• _Data for the task_
———

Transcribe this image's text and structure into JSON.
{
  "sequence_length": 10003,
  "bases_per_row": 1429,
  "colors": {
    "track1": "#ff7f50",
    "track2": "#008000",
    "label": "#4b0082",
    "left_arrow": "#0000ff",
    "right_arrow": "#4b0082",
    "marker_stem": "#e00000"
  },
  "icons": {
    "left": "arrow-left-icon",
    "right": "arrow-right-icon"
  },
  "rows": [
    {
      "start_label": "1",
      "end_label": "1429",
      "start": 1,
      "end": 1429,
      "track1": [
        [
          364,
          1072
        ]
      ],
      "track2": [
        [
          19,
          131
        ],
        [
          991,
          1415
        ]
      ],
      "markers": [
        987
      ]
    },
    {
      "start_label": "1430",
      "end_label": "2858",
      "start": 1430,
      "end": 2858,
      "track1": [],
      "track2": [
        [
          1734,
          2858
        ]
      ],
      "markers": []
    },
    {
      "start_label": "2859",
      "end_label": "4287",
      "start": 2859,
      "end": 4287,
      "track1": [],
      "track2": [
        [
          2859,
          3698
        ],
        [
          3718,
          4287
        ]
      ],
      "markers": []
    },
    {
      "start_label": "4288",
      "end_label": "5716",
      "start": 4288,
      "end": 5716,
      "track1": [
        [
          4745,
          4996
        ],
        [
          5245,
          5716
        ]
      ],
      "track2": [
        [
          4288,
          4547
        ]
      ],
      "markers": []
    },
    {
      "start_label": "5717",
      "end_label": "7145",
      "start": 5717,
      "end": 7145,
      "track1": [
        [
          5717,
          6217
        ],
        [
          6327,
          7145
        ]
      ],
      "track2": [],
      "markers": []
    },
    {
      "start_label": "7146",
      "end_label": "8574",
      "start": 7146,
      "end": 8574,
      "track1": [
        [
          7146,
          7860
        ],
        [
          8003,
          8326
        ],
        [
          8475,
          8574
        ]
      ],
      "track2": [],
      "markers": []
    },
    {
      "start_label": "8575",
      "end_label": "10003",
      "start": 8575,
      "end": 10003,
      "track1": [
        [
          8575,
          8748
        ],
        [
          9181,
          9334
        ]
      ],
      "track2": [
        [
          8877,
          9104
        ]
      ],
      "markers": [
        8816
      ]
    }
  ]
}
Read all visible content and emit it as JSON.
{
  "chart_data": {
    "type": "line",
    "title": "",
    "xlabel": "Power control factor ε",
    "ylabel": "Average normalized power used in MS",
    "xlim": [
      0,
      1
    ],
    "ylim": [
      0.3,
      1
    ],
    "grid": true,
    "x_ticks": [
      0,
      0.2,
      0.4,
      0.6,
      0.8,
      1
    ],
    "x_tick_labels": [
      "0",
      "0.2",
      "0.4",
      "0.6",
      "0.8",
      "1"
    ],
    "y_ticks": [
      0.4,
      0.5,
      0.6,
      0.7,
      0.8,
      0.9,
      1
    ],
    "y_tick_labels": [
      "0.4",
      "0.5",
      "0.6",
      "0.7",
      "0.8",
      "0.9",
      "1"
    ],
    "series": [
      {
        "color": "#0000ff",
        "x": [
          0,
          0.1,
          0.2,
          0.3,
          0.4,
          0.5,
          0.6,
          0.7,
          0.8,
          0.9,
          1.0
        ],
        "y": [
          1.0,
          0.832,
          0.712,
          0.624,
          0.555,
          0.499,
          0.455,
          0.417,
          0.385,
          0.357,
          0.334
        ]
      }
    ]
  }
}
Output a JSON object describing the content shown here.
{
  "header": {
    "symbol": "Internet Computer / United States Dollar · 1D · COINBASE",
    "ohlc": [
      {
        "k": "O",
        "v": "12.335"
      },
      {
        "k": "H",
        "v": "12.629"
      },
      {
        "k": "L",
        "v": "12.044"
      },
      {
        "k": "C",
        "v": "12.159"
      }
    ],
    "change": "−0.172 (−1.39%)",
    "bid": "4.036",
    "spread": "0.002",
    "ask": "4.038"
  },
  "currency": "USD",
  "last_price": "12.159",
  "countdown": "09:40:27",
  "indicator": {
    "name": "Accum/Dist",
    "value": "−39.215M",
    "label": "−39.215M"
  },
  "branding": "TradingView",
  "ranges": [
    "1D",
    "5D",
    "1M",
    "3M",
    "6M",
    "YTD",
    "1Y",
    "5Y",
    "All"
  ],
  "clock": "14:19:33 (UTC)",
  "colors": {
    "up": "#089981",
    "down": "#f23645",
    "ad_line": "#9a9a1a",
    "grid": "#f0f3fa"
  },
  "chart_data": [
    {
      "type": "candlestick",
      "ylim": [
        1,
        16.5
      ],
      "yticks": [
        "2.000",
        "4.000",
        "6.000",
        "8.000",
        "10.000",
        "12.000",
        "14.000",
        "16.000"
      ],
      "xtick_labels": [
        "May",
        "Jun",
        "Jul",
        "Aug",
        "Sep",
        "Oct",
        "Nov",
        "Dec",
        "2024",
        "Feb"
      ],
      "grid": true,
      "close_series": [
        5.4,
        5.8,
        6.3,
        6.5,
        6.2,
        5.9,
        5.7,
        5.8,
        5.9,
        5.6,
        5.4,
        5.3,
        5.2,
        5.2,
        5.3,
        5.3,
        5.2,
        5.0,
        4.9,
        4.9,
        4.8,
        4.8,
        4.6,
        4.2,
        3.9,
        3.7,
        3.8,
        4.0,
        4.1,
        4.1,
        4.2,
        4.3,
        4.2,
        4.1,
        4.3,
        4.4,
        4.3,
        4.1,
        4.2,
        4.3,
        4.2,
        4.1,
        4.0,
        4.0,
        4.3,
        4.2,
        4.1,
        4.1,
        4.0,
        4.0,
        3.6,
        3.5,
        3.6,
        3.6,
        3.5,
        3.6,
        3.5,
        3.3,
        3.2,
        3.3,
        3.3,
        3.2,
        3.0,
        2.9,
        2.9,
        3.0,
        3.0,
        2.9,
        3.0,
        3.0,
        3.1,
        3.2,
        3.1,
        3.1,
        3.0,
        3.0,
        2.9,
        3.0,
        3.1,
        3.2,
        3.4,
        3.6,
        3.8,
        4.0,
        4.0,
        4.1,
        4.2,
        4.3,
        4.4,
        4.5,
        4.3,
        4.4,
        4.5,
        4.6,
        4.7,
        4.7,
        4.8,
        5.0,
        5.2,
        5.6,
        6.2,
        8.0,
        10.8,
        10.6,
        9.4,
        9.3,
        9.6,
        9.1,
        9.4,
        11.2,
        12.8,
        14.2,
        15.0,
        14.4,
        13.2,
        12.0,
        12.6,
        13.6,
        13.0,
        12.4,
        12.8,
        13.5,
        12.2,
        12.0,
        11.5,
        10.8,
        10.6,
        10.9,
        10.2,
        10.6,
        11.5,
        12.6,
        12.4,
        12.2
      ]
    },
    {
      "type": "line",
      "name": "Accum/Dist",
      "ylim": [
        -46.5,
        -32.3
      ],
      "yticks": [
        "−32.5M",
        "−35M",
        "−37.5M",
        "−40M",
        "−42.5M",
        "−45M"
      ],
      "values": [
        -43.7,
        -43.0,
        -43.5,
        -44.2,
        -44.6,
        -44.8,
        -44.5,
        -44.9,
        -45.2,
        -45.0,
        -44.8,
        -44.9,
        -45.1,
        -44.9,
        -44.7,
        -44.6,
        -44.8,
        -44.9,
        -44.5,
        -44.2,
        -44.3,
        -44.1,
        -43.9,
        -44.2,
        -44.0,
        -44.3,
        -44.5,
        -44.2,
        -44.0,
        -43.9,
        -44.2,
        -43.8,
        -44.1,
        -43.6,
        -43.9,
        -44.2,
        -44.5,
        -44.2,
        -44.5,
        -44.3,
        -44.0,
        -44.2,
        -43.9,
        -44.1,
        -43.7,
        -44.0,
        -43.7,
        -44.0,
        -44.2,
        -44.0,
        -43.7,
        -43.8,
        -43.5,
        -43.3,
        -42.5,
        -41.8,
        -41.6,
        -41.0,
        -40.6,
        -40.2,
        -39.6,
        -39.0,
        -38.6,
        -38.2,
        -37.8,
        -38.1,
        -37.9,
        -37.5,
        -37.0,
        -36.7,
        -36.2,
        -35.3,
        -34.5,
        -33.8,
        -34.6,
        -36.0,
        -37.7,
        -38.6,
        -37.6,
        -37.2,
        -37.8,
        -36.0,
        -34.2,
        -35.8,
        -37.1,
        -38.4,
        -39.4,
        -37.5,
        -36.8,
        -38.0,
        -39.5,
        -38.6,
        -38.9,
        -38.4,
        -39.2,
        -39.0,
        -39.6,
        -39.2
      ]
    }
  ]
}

———

• _Task objective_
Using the listing above, list every line in which the string "content" occurs.

• _Problem solution_
Read all visible content and emit it as JSON.
Output a JSON object describing the content shown here.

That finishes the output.